━━ Supplied material

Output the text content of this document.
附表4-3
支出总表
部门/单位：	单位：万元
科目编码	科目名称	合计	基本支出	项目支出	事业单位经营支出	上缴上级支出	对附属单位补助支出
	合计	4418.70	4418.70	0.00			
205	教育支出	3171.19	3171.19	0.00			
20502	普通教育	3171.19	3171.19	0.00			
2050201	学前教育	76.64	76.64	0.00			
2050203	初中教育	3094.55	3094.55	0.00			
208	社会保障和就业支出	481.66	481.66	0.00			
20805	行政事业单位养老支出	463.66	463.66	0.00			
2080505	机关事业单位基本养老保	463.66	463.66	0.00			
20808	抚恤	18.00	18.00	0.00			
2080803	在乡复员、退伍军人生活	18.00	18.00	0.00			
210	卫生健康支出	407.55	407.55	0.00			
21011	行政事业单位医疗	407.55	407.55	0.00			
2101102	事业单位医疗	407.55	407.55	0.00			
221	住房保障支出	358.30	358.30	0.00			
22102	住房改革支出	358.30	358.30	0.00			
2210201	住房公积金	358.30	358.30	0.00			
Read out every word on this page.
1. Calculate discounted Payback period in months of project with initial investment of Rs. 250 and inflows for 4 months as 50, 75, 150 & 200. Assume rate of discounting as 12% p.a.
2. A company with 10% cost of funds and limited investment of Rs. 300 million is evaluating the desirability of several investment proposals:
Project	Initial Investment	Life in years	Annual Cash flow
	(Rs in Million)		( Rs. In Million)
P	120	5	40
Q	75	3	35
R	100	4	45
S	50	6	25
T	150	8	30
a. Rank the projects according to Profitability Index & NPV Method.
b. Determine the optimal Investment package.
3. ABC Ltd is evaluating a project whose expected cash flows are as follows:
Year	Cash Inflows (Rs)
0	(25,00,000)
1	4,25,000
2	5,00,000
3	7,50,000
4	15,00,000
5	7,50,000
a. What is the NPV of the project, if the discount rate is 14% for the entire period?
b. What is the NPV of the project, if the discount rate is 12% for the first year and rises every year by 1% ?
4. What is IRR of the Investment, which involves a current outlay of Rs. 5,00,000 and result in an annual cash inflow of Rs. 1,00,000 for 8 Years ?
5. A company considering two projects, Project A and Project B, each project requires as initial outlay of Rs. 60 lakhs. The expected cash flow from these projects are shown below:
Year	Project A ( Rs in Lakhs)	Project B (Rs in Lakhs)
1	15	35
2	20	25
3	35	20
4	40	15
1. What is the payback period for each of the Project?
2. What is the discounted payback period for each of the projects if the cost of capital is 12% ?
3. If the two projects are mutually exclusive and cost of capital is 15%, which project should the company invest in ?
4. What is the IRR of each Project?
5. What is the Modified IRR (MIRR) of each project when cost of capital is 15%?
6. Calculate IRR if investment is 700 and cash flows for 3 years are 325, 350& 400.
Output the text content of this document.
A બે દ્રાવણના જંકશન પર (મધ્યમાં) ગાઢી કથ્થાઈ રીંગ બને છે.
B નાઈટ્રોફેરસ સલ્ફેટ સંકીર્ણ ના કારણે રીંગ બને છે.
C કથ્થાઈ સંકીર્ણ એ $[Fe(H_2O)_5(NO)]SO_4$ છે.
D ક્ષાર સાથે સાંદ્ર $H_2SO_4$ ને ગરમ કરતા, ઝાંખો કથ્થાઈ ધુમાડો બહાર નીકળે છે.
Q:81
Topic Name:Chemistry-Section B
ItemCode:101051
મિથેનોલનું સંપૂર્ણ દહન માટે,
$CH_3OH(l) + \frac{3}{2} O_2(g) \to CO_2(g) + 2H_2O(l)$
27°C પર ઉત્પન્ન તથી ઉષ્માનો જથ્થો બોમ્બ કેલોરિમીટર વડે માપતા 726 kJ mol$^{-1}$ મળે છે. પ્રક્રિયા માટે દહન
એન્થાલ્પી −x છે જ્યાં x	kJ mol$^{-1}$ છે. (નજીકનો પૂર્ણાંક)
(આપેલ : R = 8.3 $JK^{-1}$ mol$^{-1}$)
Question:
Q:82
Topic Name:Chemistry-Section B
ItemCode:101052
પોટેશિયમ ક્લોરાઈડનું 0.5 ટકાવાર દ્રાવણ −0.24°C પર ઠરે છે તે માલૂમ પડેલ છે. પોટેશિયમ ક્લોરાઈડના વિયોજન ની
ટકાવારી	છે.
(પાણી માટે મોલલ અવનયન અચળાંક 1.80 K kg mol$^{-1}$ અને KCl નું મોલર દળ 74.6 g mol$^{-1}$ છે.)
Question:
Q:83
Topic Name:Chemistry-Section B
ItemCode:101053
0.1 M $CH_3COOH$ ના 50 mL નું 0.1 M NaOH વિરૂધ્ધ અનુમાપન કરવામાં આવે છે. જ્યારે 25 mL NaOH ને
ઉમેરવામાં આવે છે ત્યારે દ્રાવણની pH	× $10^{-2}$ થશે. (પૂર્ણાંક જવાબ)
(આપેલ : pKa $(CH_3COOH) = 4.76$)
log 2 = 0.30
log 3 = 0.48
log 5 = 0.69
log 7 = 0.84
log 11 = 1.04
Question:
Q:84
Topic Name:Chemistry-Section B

━━━━

Instruction - Give the number of lines in the records that contain the string "expected", and nothing besides.

Written answer - 2